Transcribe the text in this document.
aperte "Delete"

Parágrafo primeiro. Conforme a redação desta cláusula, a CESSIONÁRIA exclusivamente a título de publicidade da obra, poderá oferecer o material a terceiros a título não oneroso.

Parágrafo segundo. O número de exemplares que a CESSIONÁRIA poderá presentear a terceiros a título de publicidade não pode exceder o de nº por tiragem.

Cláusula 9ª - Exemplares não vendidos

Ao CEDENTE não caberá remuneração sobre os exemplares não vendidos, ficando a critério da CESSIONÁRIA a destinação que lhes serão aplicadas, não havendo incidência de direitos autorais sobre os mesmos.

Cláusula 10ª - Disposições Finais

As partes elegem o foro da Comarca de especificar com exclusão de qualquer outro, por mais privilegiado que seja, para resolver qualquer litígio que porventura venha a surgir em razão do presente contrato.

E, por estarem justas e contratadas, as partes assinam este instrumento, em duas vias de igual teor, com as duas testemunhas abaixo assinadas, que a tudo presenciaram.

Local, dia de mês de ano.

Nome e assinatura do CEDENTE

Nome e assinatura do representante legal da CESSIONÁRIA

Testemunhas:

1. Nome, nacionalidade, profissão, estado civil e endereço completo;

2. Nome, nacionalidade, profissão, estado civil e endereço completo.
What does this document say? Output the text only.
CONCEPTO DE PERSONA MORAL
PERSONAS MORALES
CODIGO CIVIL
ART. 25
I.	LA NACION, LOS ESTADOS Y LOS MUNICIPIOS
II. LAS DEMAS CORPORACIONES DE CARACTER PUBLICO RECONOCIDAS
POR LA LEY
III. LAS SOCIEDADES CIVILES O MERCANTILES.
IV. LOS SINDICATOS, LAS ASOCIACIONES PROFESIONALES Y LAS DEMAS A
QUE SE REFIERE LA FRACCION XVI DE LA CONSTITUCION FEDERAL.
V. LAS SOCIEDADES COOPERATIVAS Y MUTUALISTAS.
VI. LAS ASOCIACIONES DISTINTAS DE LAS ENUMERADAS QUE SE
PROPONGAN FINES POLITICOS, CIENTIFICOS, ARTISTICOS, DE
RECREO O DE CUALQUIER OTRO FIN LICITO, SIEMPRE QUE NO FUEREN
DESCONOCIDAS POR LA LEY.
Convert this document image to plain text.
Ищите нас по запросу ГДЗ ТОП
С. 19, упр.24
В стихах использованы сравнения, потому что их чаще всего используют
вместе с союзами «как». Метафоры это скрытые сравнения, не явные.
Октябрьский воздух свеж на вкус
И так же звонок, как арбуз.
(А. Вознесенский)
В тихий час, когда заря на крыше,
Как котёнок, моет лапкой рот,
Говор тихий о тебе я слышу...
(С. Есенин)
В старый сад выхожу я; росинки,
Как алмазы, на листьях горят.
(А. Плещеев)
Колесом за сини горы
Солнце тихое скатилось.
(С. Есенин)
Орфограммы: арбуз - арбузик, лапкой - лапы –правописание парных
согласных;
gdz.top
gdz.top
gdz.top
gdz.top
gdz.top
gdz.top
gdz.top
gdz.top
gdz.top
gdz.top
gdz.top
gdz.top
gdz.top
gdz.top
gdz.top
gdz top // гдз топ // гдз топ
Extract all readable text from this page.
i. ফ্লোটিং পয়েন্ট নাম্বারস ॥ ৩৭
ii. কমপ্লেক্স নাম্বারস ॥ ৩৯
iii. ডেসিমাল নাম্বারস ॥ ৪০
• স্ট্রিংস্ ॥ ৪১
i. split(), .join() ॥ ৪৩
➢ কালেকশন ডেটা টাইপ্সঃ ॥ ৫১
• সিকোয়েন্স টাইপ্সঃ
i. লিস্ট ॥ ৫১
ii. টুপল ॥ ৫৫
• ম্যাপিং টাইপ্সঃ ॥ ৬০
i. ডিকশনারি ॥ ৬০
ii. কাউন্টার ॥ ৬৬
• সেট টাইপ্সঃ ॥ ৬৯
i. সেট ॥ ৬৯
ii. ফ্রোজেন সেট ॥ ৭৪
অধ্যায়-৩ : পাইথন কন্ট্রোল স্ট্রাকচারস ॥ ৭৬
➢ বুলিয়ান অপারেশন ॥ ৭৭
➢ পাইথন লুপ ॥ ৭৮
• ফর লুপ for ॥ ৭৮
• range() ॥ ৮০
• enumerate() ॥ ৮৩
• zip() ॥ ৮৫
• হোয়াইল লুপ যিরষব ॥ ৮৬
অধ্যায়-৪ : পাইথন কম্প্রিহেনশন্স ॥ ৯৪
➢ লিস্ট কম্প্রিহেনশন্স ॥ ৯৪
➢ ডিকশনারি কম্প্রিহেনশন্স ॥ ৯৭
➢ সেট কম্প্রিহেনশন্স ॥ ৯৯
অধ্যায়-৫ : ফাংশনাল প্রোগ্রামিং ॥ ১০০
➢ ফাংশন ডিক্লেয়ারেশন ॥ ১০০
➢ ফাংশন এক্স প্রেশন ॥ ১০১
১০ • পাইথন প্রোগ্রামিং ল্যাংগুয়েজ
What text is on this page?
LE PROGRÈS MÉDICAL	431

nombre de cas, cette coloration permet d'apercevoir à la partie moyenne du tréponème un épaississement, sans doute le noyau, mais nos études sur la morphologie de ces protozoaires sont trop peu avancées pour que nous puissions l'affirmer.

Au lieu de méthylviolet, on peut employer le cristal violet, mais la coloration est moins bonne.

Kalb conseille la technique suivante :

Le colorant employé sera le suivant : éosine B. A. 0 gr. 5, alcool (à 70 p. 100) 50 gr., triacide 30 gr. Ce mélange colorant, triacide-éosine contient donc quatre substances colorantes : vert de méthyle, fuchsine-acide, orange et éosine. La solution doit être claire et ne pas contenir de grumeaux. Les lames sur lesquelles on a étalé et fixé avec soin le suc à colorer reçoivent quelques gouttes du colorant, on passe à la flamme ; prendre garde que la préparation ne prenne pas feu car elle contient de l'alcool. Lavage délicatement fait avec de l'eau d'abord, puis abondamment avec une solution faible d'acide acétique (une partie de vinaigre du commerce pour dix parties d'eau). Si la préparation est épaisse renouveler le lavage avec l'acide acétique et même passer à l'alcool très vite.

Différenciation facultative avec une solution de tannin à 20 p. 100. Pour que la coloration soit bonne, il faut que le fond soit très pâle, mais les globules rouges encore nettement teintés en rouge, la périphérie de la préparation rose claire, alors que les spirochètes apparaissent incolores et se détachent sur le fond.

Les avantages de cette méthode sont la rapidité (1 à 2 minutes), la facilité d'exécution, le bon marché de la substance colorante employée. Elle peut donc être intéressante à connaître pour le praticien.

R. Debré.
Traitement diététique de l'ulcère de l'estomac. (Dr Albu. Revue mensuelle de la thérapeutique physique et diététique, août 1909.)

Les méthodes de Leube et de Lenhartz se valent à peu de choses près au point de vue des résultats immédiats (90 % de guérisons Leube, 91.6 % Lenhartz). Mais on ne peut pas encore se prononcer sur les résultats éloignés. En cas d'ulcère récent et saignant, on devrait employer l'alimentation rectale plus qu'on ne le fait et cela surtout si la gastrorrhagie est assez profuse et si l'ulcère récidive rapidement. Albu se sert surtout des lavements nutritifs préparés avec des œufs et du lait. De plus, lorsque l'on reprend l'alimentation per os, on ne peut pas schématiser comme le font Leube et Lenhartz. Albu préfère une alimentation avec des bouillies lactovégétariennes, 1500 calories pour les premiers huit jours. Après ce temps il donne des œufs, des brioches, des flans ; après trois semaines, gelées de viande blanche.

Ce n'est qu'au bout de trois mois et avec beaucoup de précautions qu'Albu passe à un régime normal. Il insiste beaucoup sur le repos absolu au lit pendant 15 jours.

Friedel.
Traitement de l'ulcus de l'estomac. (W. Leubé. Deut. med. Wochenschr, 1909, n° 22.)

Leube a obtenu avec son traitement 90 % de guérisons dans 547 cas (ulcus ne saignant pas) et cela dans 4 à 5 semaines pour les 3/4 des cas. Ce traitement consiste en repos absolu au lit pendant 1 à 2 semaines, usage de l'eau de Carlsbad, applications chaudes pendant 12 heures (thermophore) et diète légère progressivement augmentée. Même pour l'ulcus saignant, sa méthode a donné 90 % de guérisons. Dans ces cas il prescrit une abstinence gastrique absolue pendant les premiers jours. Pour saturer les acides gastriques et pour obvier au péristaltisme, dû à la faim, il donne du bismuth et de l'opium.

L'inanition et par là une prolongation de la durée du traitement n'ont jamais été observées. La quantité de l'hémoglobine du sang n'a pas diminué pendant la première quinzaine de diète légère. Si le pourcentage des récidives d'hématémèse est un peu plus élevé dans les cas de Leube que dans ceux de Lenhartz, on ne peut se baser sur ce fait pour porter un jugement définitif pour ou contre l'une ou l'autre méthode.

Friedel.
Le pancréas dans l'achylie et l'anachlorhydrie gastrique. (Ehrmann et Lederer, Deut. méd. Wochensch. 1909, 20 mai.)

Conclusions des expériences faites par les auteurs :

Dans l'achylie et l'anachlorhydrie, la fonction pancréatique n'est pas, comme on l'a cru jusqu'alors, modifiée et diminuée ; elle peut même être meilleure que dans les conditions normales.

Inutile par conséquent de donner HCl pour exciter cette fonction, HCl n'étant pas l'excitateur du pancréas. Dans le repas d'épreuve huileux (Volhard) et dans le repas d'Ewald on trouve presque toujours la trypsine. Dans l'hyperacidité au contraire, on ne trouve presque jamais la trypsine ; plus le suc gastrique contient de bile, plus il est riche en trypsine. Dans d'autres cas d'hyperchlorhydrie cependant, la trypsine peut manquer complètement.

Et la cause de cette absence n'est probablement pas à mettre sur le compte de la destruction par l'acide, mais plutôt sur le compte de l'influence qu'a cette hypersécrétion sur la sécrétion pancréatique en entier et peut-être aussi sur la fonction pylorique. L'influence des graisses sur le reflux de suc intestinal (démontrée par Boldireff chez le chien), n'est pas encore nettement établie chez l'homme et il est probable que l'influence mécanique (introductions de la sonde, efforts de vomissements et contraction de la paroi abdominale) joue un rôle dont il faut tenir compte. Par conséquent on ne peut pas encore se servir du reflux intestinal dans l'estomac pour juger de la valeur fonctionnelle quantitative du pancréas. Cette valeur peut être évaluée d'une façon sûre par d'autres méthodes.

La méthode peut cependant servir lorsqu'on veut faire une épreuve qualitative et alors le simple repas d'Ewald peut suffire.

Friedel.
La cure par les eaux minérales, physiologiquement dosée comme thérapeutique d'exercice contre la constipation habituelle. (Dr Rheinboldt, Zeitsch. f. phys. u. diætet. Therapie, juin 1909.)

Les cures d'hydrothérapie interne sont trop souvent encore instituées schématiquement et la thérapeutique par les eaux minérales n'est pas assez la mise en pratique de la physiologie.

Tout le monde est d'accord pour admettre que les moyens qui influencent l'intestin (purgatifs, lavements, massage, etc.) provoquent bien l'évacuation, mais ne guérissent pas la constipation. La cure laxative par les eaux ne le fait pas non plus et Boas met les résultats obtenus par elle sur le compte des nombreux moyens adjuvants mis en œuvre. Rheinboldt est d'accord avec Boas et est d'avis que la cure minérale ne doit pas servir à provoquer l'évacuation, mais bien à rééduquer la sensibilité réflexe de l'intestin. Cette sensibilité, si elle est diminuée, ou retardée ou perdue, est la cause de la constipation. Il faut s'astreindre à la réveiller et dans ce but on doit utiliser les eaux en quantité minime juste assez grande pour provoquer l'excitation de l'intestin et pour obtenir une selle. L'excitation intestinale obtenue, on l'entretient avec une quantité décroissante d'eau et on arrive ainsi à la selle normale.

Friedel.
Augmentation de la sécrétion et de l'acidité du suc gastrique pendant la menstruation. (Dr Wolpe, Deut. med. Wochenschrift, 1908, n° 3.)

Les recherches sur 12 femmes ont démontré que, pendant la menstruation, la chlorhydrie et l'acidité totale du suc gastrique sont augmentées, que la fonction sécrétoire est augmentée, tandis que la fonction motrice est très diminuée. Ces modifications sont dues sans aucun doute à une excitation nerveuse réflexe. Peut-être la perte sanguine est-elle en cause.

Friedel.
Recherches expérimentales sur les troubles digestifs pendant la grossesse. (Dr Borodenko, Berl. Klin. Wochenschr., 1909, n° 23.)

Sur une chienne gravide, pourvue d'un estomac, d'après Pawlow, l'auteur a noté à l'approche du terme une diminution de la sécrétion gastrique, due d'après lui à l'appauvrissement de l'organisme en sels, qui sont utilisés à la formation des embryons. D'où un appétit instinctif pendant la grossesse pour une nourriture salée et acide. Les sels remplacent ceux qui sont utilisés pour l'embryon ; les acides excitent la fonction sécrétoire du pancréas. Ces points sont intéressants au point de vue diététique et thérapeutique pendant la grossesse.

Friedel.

****

# [Stated goal]
Return each line of the data that contains the string "profissão".

# [Finished exercise]
1. Nome, nacionalidade, profissão, estado civil e endereço completo;
2. Nome, nacionalidade, profissão, estado civil e endereço completo.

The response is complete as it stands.